I am constantly amazed by the ignorance regarding immigration stats, birth rates and demographic change in the UK and across Europe which will make terrorism more and more prevalent until serious civil disorder breaks out. The widespread support for open borders and handwringing over "refugees" demonstrates this clearly. The very obvious harmful consequences are being overlooked or deliberately ignored by the impulsive and foolish.

ItsAllGoingToBeFine · 14/11/2015 17:11

The terrorist threat is also very useful to the government to push through dodgy laws "to protect us"....

Sadik · 14/11/2015 17:12

OP, you might like the book May the Lord in his Mercy be kind to Belfast - it's a fantastic book based on the experiences of people who lived their lives in Belfast through the Troubles.

Sadik · 14/11/2015 17:13

Sorry, that's slightly random - meant to add that it feels very relevant today.

SarahSavesTheDay · 14/11/2015 17:16

What would the general public being 'mindful' of this risk look like to you?

Terrorism is impossible to predict and affects an infinitesimally small fraction of the population.

Masterpiece1 · 14/11/2015 17:23

I'm a British expat living in the Middle East. We have had a few terrorists threats/ attacks this year. I only kow about them through my job. The general public and media are NEVER told to keep order.

londonrach · 14/11/2015 17:29

No i known, as im sure most of the uk population does, just want can you do. You have to go about your day to day life. Mind you as a child of the 80s living in the uk i grow up like other mntters with the ira threat.

Dumdedumdedum · 14/11/2015 17:30

Sleep, I was just thinking that I lived through bomb threats at my Catholic school in the Seventies, IRA bomb blasts in London during the Eighties, including Harrods, which I worked near at the time, and was caught in one of the last IRA bombs, in John Lewis Oxford Street in 1990. If we lived and worked in London, we just had to get on with it. To me the level of threat now is is similar, though the terrorists are somehow more shadowy.

violetsarentblue · 14/11/2015 17:37

OP, you might like the book May the Lord in his Mercy be kind to Belfast - it's a fantastic book based on the experiences of people who lived their lives in Belfast through the Troubles.

→ EXERCISE DESCRIPTION: Edit the forum thread: copy it starting at "Sorry, that's slightly" and ending at "like to you?", and replace "risk" with "danger".

→ RECORDS SUPPLIED:
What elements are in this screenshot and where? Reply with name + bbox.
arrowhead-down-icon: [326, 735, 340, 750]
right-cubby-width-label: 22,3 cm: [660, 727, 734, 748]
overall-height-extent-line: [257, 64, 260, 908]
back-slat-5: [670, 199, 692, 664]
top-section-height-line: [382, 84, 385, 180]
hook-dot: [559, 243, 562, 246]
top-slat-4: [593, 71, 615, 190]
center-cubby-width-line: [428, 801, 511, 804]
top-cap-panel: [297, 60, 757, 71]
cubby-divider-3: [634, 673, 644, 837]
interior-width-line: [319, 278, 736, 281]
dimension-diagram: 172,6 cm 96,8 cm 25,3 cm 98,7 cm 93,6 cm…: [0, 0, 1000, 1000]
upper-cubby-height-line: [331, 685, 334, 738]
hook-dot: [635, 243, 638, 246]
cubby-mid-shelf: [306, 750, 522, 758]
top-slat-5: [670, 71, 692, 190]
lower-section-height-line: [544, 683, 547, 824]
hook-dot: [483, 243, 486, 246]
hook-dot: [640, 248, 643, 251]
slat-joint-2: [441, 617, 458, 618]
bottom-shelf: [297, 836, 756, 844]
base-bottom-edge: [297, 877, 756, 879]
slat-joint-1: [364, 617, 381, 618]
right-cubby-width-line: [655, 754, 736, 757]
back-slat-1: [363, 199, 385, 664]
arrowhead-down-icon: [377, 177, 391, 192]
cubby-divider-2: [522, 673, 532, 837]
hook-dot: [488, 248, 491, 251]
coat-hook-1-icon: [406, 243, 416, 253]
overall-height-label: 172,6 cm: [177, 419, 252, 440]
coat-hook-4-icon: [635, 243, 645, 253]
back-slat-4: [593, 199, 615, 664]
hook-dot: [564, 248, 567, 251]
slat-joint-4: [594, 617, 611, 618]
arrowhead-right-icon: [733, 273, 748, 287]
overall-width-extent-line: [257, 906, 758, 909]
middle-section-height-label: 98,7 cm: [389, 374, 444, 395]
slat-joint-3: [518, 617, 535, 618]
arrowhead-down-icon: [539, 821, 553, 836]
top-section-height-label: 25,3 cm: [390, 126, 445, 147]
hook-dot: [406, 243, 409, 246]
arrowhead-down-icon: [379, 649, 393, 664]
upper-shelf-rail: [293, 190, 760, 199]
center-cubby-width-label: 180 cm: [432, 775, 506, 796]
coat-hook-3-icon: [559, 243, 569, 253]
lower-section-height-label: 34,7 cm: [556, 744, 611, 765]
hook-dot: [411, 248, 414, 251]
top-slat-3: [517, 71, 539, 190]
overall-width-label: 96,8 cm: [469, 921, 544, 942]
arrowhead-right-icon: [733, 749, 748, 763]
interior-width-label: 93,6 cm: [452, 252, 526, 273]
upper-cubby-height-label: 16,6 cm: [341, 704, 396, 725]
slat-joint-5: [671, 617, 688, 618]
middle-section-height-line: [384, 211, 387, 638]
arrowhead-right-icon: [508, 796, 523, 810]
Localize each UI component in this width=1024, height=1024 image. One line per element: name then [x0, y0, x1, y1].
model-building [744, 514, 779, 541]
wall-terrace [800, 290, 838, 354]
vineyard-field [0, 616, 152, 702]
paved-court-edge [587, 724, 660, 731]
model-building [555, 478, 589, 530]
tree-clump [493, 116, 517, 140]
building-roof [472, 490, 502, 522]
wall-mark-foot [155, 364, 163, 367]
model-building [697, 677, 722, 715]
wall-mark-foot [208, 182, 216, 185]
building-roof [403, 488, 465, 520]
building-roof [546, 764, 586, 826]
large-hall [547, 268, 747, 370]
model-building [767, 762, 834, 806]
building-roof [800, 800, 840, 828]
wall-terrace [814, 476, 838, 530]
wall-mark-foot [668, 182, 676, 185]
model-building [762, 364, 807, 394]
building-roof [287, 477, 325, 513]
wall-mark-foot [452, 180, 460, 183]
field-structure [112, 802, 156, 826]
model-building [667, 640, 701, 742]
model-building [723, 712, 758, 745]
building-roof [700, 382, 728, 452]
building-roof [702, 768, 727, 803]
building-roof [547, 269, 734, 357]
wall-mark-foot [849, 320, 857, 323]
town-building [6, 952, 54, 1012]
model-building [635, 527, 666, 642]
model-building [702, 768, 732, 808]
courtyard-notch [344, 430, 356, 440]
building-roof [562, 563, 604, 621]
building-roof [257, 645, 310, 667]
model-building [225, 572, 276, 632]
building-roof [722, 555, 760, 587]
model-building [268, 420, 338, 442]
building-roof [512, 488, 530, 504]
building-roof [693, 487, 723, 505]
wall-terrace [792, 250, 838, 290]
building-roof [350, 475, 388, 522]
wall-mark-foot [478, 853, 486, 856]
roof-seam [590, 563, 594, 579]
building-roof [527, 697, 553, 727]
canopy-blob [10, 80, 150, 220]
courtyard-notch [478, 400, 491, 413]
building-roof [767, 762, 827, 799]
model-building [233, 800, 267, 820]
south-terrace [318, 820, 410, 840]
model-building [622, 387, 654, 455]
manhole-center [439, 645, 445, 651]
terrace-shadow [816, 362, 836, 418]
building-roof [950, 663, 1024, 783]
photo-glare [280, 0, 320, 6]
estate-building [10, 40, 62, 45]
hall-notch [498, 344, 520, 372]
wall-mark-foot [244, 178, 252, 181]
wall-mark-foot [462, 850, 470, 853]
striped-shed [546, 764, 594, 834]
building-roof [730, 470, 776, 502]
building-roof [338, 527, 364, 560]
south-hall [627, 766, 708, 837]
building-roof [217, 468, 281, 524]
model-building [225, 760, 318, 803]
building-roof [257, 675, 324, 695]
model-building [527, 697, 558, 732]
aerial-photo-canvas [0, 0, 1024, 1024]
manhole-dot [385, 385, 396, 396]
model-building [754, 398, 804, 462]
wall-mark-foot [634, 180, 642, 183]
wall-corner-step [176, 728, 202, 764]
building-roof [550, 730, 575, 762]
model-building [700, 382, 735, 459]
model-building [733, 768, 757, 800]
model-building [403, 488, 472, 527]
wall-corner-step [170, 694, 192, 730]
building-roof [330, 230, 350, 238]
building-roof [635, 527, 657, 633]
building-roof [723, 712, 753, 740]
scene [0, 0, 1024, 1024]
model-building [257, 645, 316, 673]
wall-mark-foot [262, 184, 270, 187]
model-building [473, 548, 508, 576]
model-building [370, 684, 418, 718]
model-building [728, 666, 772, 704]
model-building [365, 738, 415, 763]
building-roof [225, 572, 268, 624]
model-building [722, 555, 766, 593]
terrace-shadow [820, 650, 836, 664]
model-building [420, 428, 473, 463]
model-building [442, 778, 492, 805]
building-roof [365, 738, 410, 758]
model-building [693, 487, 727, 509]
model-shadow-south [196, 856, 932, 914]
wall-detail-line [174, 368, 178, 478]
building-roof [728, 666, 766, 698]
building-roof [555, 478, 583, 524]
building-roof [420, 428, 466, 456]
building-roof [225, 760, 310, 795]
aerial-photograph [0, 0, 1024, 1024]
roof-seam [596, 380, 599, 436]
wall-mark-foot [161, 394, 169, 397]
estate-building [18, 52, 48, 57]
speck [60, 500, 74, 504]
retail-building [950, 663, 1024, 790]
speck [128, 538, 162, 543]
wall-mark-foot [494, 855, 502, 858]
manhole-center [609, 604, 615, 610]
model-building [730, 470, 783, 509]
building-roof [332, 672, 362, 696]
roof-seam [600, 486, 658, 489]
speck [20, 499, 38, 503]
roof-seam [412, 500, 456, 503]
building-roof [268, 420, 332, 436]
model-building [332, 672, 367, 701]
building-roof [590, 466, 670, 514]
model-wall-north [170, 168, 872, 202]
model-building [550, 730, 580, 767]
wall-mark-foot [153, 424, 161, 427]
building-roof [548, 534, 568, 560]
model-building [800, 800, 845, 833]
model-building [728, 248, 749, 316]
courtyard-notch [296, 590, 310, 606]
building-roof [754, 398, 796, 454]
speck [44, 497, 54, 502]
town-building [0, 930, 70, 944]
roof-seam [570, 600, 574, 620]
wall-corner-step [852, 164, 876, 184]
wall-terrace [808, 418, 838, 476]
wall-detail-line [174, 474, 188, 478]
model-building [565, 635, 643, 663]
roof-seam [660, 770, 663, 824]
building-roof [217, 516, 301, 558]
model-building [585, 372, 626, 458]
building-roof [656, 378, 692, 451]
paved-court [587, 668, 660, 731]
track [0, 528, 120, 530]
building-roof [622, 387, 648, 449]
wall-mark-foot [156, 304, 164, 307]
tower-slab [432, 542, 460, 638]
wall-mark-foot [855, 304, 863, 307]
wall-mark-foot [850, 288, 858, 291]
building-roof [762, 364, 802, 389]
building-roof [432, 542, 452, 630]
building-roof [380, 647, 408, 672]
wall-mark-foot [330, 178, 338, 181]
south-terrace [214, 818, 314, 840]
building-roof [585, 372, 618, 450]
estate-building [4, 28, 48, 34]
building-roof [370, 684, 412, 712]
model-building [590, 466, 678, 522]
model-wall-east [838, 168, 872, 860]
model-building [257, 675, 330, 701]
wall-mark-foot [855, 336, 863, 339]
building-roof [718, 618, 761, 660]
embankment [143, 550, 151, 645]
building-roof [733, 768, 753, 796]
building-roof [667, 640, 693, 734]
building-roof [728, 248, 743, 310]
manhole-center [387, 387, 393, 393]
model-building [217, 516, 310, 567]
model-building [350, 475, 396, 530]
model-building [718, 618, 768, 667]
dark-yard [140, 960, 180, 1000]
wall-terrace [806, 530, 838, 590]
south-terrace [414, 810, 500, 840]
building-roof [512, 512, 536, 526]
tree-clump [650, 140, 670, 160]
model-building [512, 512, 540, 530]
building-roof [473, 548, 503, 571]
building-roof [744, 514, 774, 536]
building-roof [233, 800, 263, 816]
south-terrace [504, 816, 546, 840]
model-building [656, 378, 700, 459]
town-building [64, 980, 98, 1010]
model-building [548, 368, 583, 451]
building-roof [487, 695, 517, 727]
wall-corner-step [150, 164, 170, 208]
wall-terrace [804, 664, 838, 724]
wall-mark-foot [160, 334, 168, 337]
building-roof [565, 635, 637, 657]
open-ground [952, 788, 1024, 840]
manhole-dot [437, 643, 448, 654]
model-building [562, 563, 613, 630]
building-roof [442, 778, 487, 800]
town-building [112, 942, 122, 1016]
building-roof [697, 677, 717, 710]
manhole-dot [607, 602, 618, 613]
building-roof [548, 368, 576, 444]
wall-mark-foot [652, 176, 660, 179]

→ SOLUTION TO THE EXERCISE:
Sorry, that's slightly random - meant to add that it feels very relevant today.

SarahSavesTheDay · 14/11/2015 17:16

What would the general public being 'mindful' of this danger look like to you?